WRITTEN TASK
Retype exactly the lines that start at the line with "Output the text content of this document." and end at the final line, both included, and leave out every picture.

RECORDS PROVIDED
--- --- ---

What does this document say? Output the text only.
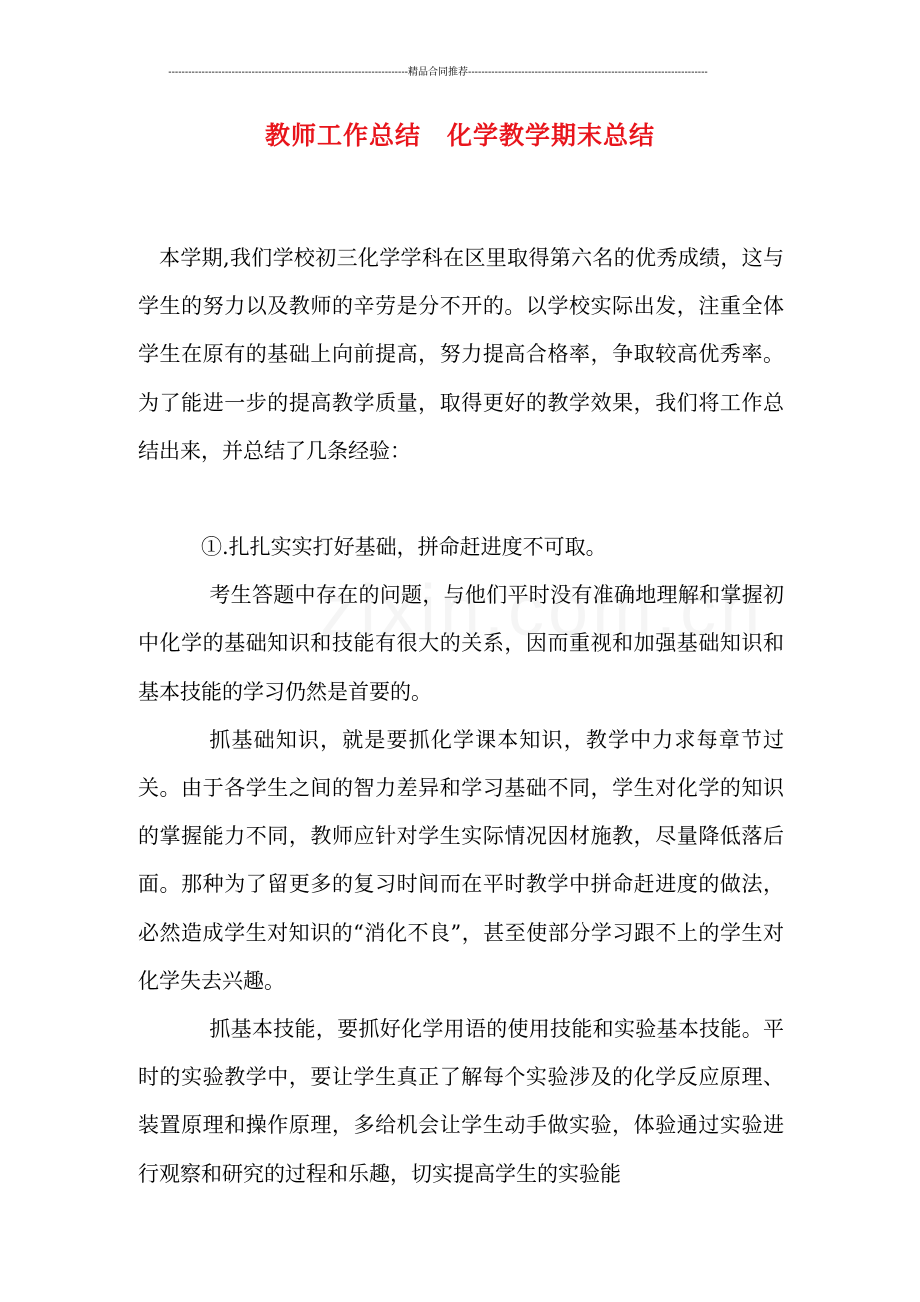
------------------------------------------------------------------------精品合同推荐------------------------------------------------------------------------
教师工作总结　化学教学期末总结

本学期,我们学校初三化学学科在区里取得第六名的优秀成绩，这与学生的努力以及教师的辛劳是分不开的。以学校实际出发，注重全体学生在原有的基础上向前提高，努力提高合格率，争取较高优秀率。为了能进一步的提高教学质量，取得更好的教学效果，我们将工作总结出来，并总结了几条经验：

①.扎扎实实打好基础，拼命赶进度不可取。

考生答题中存在的问题，与他们平时没有准确地理解和掌握初中化学的基础知识和技能有很大的关系，因而重视和加强基础知识和基本技能的学习仍然是首要的。

抓基础知识，就是要抓化学课本知识，教学中力求每章节过关。由于各学生之间的智力差异和学习基础不同，学生对化学的知识的掌握能力不同，教师应针对学生实际情况因材施教，尽量降低落后面。那种为了留更多的复习时间而在平时教学中拼命赶进度的做法，必然造成学生对知识的“消化不良”，甚至使部分学习跟不上的学生对化学失去兴趣。

抓基本技能，要抓好化学用语的使用技能和实验基本技能。平时的实验教学中，要让学生真正了解每个实验涉及的化学反应原理、装置原理和操作原理，多给机会让学生动手做实验，体验通过实验进行观察和研究的过程和乐趣，切实提高学生的实验能
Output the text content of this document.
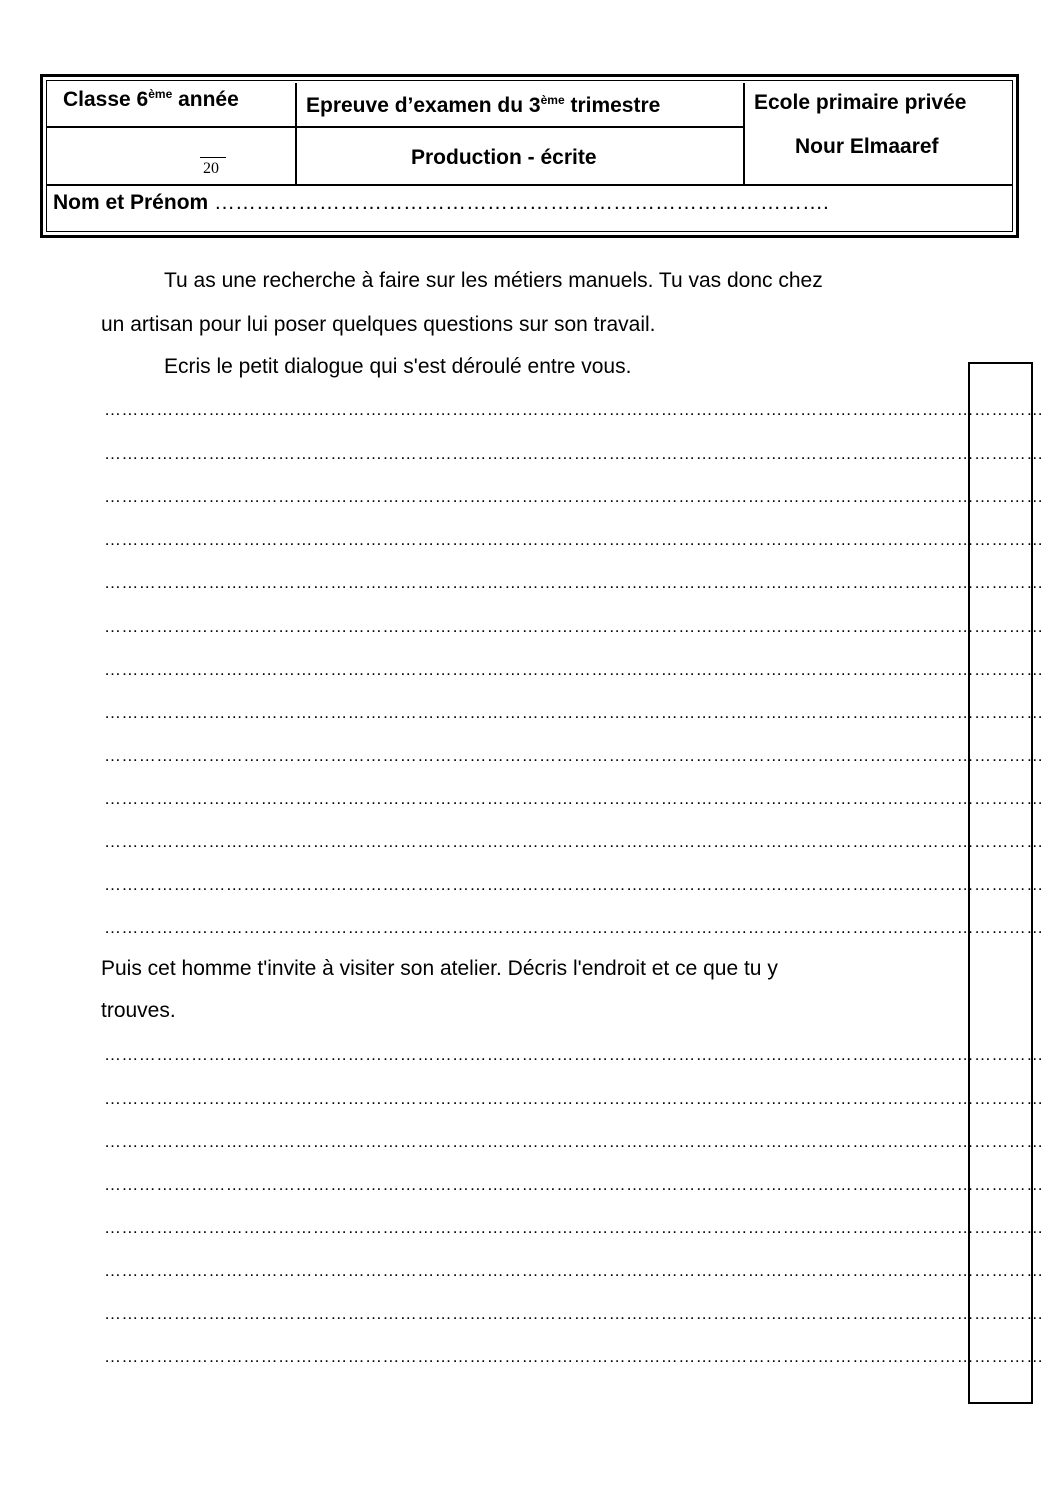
Classe 6ème année	Epreuve d’examen du 3ème trimestre	Ecole primaire privée
Nour Elmaaref
20	Production - écrite
Nom et Prénom …………………………………………………………………………….
Tu as une recherche à faire sur les métiers manuels. Tu vas donc chez
un artisan pour lui poser quelques questions sur son travail.
Ecris le petit dialogue qui s'est déroulé entre vous.
………………………………………………………………………………………………………………………………………………
………………………………………………………………………………………………………………………………………………
………………………………………………………………………………………………………………………………………………
………………………………………………………………………………………………………………………………………………
………………………………………………………………………………………………………………………………………………
………………………………………………………………………………………………………………………………………………
………………………………………………………………………………………………………………………………………………
………………………………………………………………………………………………………………………………………………
………………………………………………………………………………………………………………………………………………
………………………………………………………………………………………………………………………………………………
………………………………………………………………………………………………………………………………………………
………………………………………………………………………………………………………………………………………………
………………………………………………………………………………………………………………………………………………
Puis cet homme t'invite à visiter son atelier. Décris l'endroit et ce que tu y
trouves.
………………………………………………………………………………………………………………………………………………
………………………………………………………………………………………………………………………………………………
………………………………………………………………………………………………………………………………………………
………………………………………………………………………………………………………………………………………………
………………………………………………………………………………………………………………………………………………
………………………………………………………………………………………………………………………………………………
………………………………………………………………………………………………………………………………………………
………………………………………………………………………………………………………………………………………………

--- --- ---

THE REPLY
Output the text content of this document.
Classe 6ème année	Epreuve d’examen du 3ème trimestre	Ecole primaire privée
Nour Elmaaref
20	Production - écrite
Nom et Prénom …………………………………………………………………………….
Tu as une recherche à faire sur les métiers manuels. Tu vas donc chez
un artisan pour lui poser quelques questions sur son travail.
Ecris le petit dialogue qui s'est déroulé entre vous.
………………………………………………………………………………………………………………………………………………
………………………………………………………………………………………………………………………………………………
………………………………………………………………………………………………………………………………………………
………………………………………………………………………………………………………………………………………………
………………………………………………………………………………………………………………………………………………
………………………………………………………………………………………………………………………………………………
………………………………………………………………………………………………………………………………………………
………………………………………………………………………………………………………………………………………………
………………………………………………………………………………………………………………………………………………
………………………………………………………………………………………………………………………………………………
………………………………………………………………………………………………………………………………………………
………………………………………………………………………………………………………………………………………………
………………………………………………………………………………………………………………………………………………
Puis cet homme t'invite à visiter son atelier. Décris l'endroit et ce que tu y
trouves.
………………………………………………………………………………………………………………………………………………
………………………………………………………………………………………………………………………………………………
………………………………………………………………………………………………………………………………………………
………………………………………………………………………………………………………………………………………………
………………………………………………………………………………………………………………………………………………
………………………………………………………………………………………………………………………………………………
………………………………………………………………………………………………………………………………………………
………………………………………………………………………………………………………………………………………………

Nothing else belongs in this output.